Copy all of the material exactly. Pictures are not to appear in the copy.

--- start Task input ---

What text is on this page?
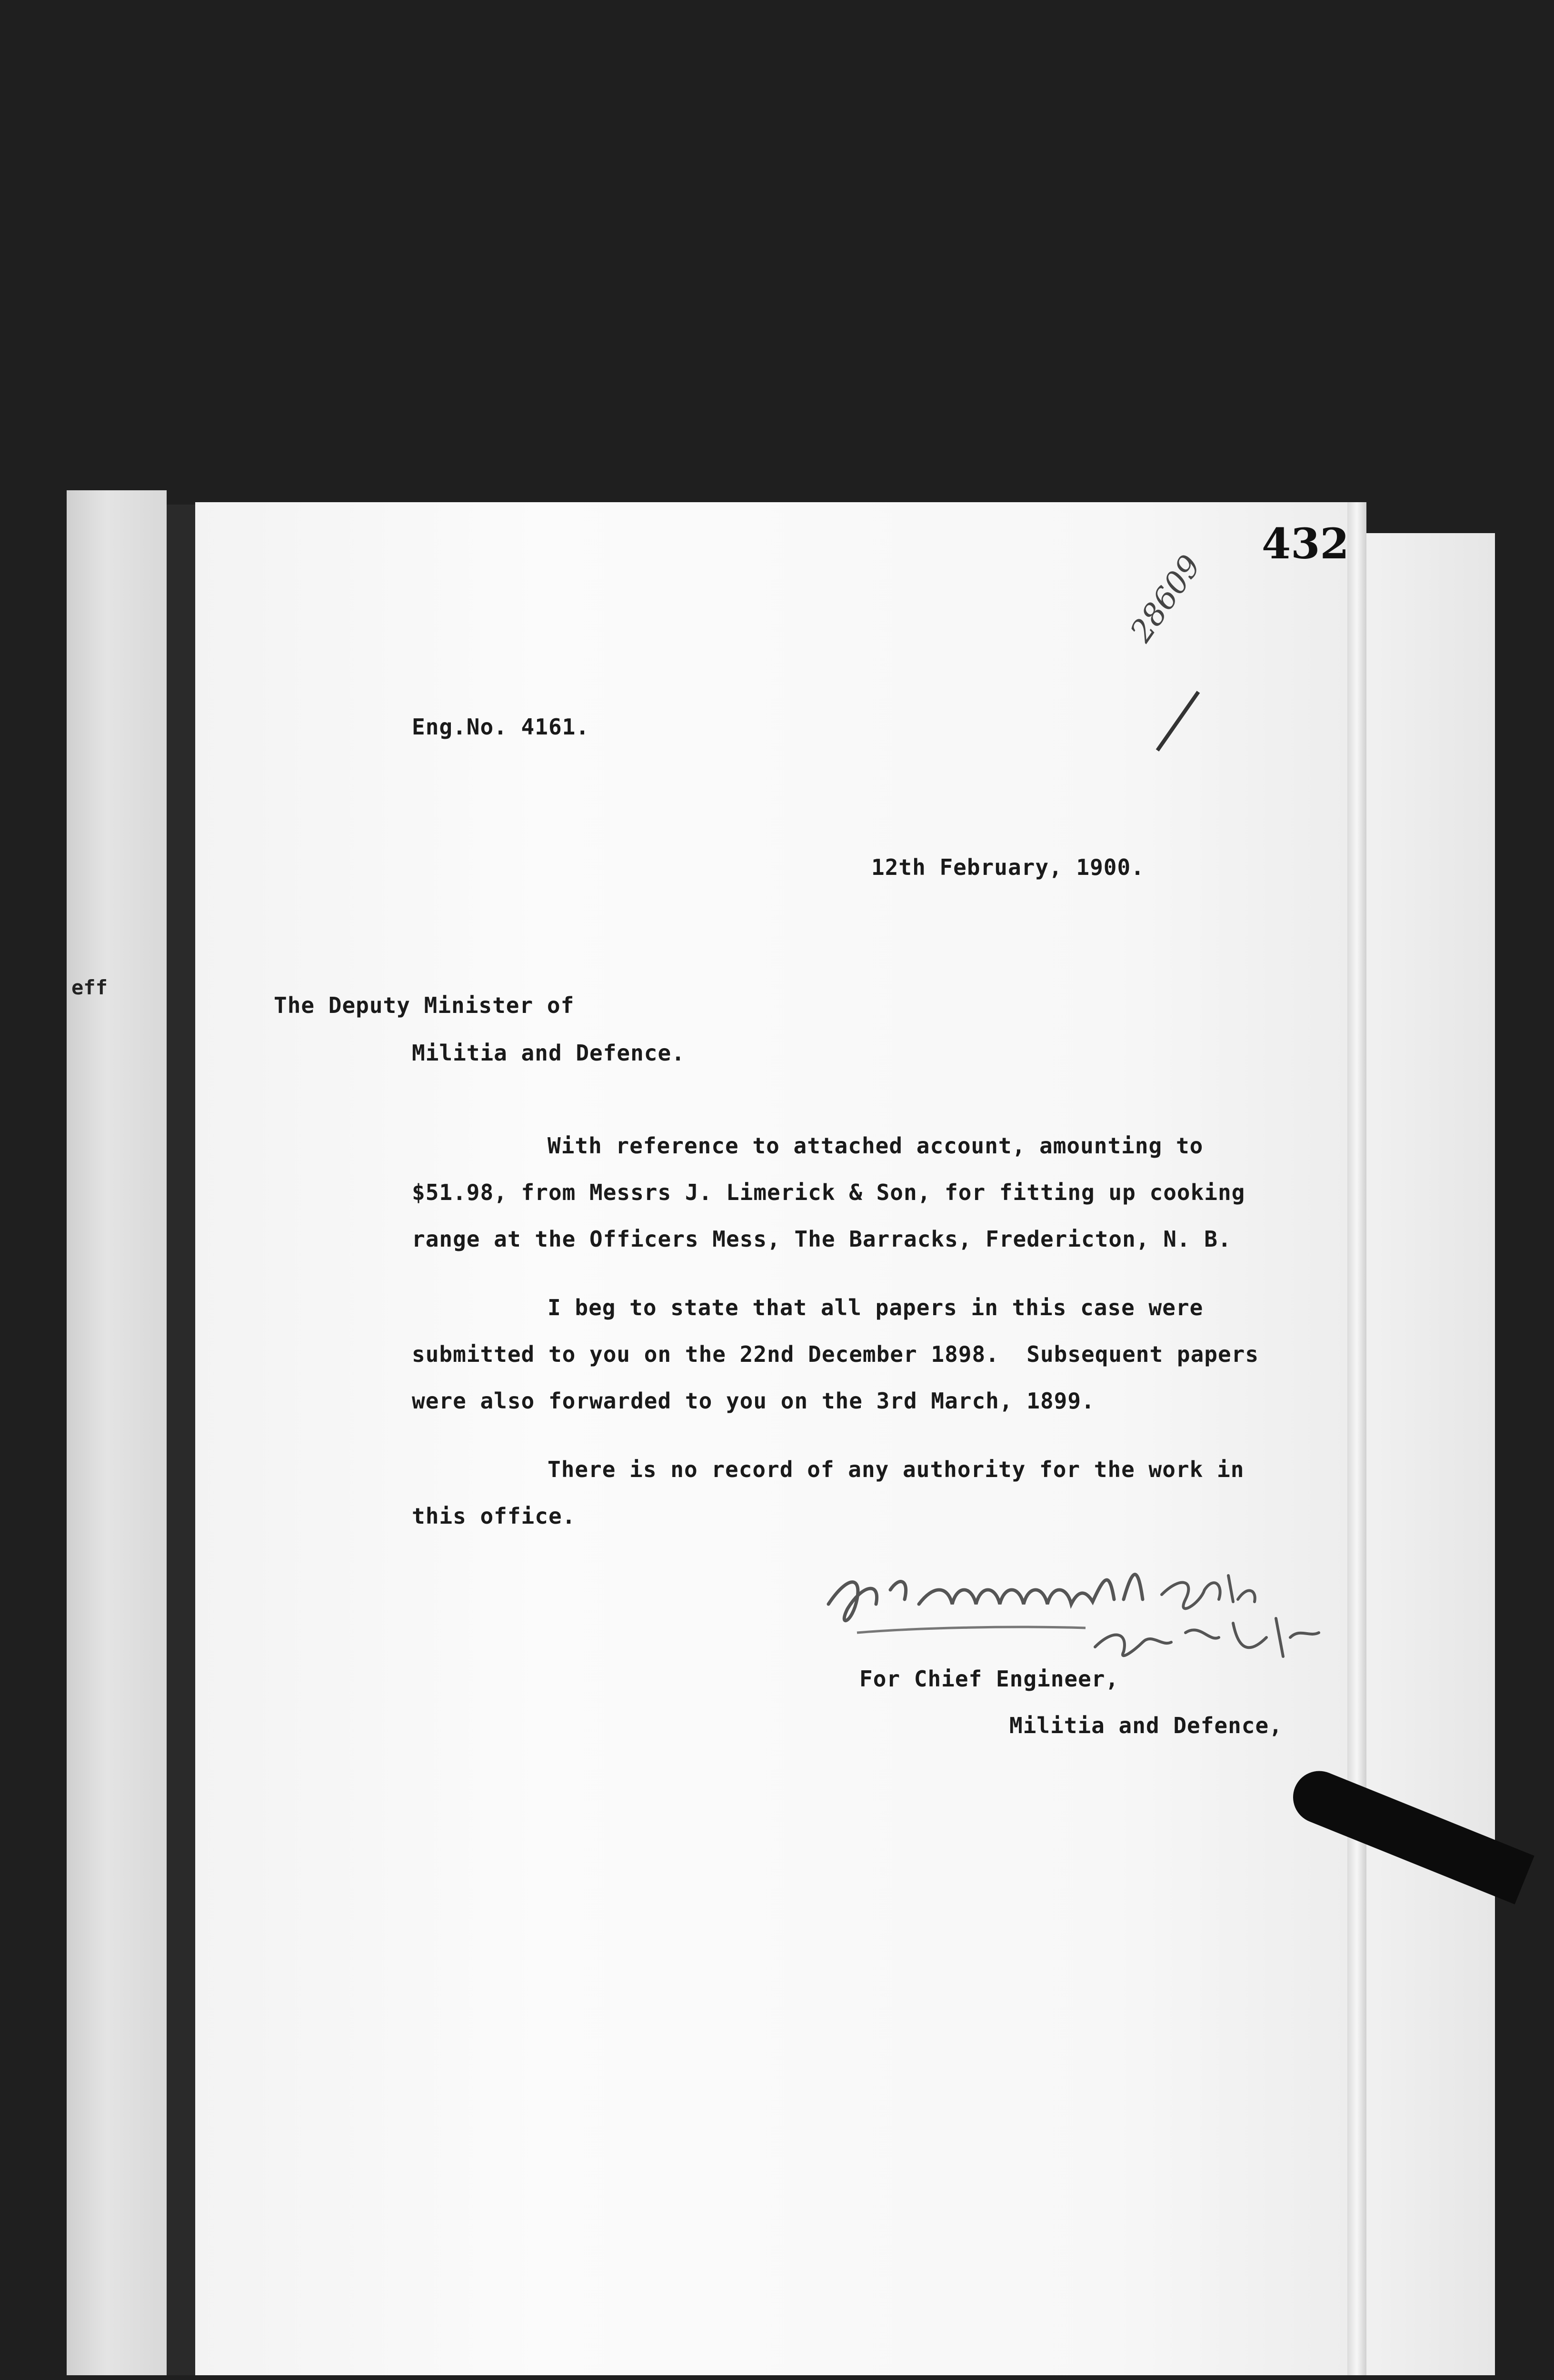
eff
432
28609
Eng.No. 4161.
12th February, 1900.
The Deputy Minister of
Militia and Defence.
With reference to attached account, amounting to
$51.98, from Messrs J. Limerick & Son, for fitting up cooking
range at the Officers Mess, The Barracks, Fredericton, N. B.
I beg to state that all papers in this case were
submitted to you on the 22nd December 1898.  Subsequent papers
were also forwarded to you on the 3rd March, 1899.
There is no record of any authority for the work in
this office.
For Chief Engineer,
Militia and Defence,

--- end Task input ---

Task answer:
What text is on this page?
eff
432
28609
Eng.No. 4161.
12th February, 1900.
The Deputy Minister of
Militia and Defence.
With reference to attached account, amounting to
$51.98, from Messrs J. Limerick & Son, for fitting up cooking
range at the Officers Mess, The Barracks, Fredericton, N. B.
I beg to state that all papers in this case were
submitted to you on the 22nd December 1898.  Subsequent papers
were also forwarded to you on the 3rd March, 1899.
There is no record of any authority for the work in
this office.
For Chief Engineer,
Militia and Defence,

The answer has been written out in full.